What is needed
Every record should be written out exactly, with the pictures left out.

>> start Material to process

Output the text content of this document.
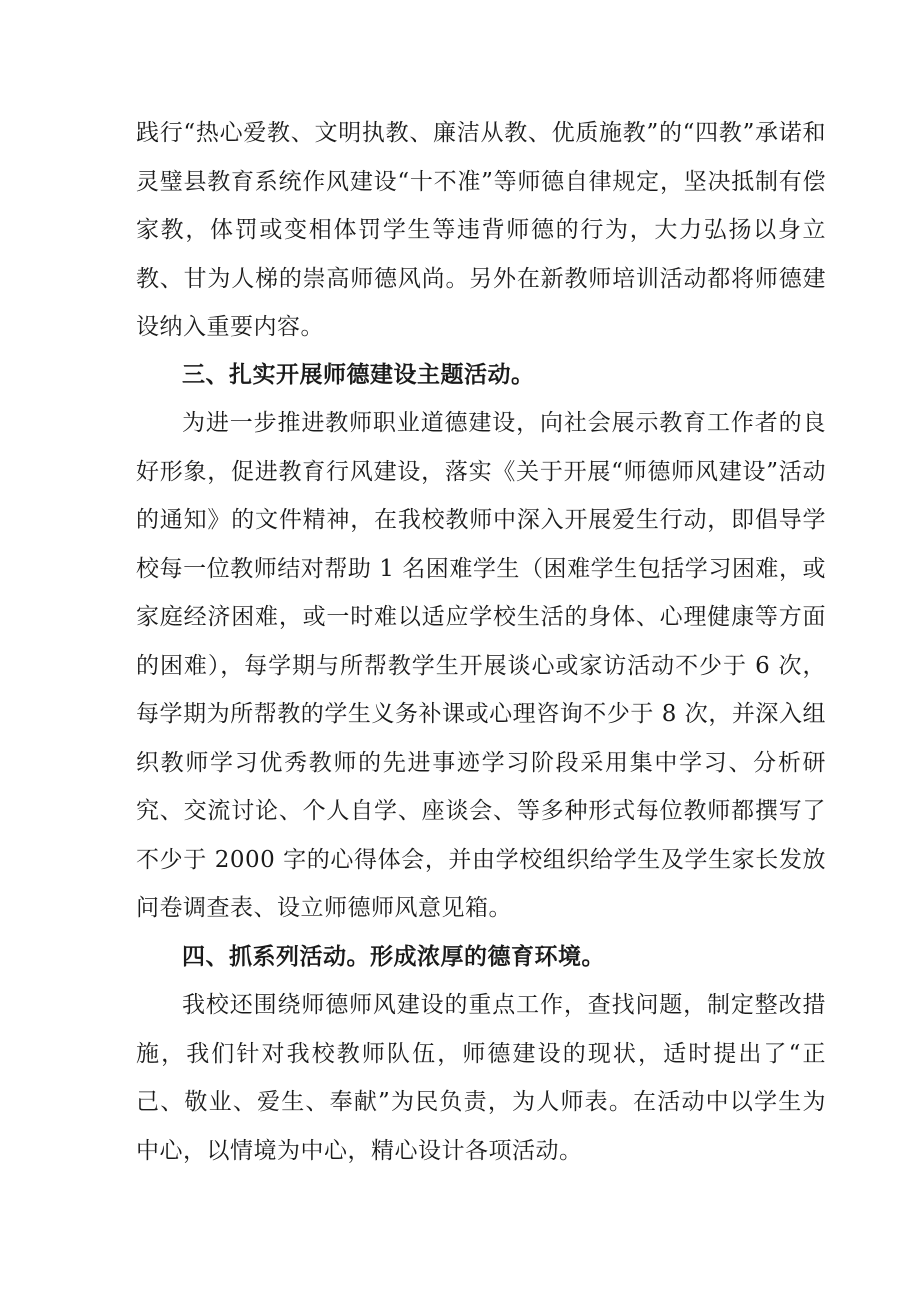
践行“热心爱教、文明执教、廉洁从教、优质施教”的“四教”承诺和灵璧县教育系统作风建设“十不准”等师德自律规定，坚决抵制有偿家教，体罚或变相体罚学生等违背师德的行为，大力弘扬以身立教、甘为人梯的崇高师德风尚。另外在新教师培训活动都将师德建设纳入重要内容。

三、扎实开展师德建设主题活动。

为进一步推进教师职业道德建设，向社会展示教育工作者的良好形象，促进教育行风建设，落实《关于开展“师德师风建设”活动的通知》的文件精神，在我校教师中深入开展爱生行动，即倡导学校每一位教师结对帮助 1 名困难学生（困难学生包括学习困难，或家庭经济困难，或一时难以适应学校生活的身体、心理健康等方面的困难），每学期与所帮教学生开展谈心或家访活动不少于 6 次，每学期为所帮教的学生义务补课或心理咨询不少于 8 次，并深入组织教师学习优秀教师的先进事迹学习阶段采用集中学习、分析研究、交流讨论、个人自学、座谈会、等多种形式每位教师都撰写了不少于 2000 字的心得体会，并由学校组织给学生及学生家长发放问卷调查表、设立师德师风意见箱。

四、抓系列活动。形成浓厚的德育环境。

我校还围绕师德师风建设的重点工作，查找问题，制定整改措施，我们针对我校教师队伍，师德建设的现状，适时提出了“正己、敬业、爱生、奉献”为民负责，为人师表。在活动中以学生为中心，以情境为中心，精心设计各项活动。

>> end Material to process

Task answer
Output the text content of this document.
践行“热心爱教、文明执教、廉洁从教、优质施教”的“四教”承诺和灵璧县教育系统作风建设“十不准”等师德自律规定，坚决抵制有偿家教，体罚或变相体罚学生等违背师德的行为，大力弘扬以身立教、甘为人梯的崇高师德风尚。另外在新教师培训活动都将师德建设纳入重要内容。

三、扎实开展师德建设主题活动。

为进一步推进教师职业道德建设，向社会展示教育工作者的良好形象，促进教育行风建设，落实《关于开展“师德师风建设”活动的通知》的文件精神，在我校教师中深入开展爱生行动，即倡导学校每一位教师结对帮助 1 名困难学生（困难学生包括学习困难，或家庭经济困难，或一时难以适应学校生活的身体、心理健康等方面的困难），每学期与所帮教学生开展谈心或家访活动不少于 6 次，每学期为所帮教的学生义务补课或心理咨询不少于 8 次，并深入组织教师学习优秀教师的先进事迹学习阶段采用集中学习、分析研究、交流讨论、个人自学、座谈会、等多种形式每位教师都撰写了不少于 2000 字的心得体会，并由学校组织给学生及学生家长发放问卷调查表、设立师德师风意见箱。

四、抓系列活动。形成浓厚的德育环境。

我校还围绕师德师风建设的重点工作，查找问题，制定整改措施，我们针对我校教师队伍，师德建设的现状，适时提出了“正己、敬业、爱生、奉献”为民负责，为人师表。在活动中以学生为中心，以情境为中心，精心设计各项活动。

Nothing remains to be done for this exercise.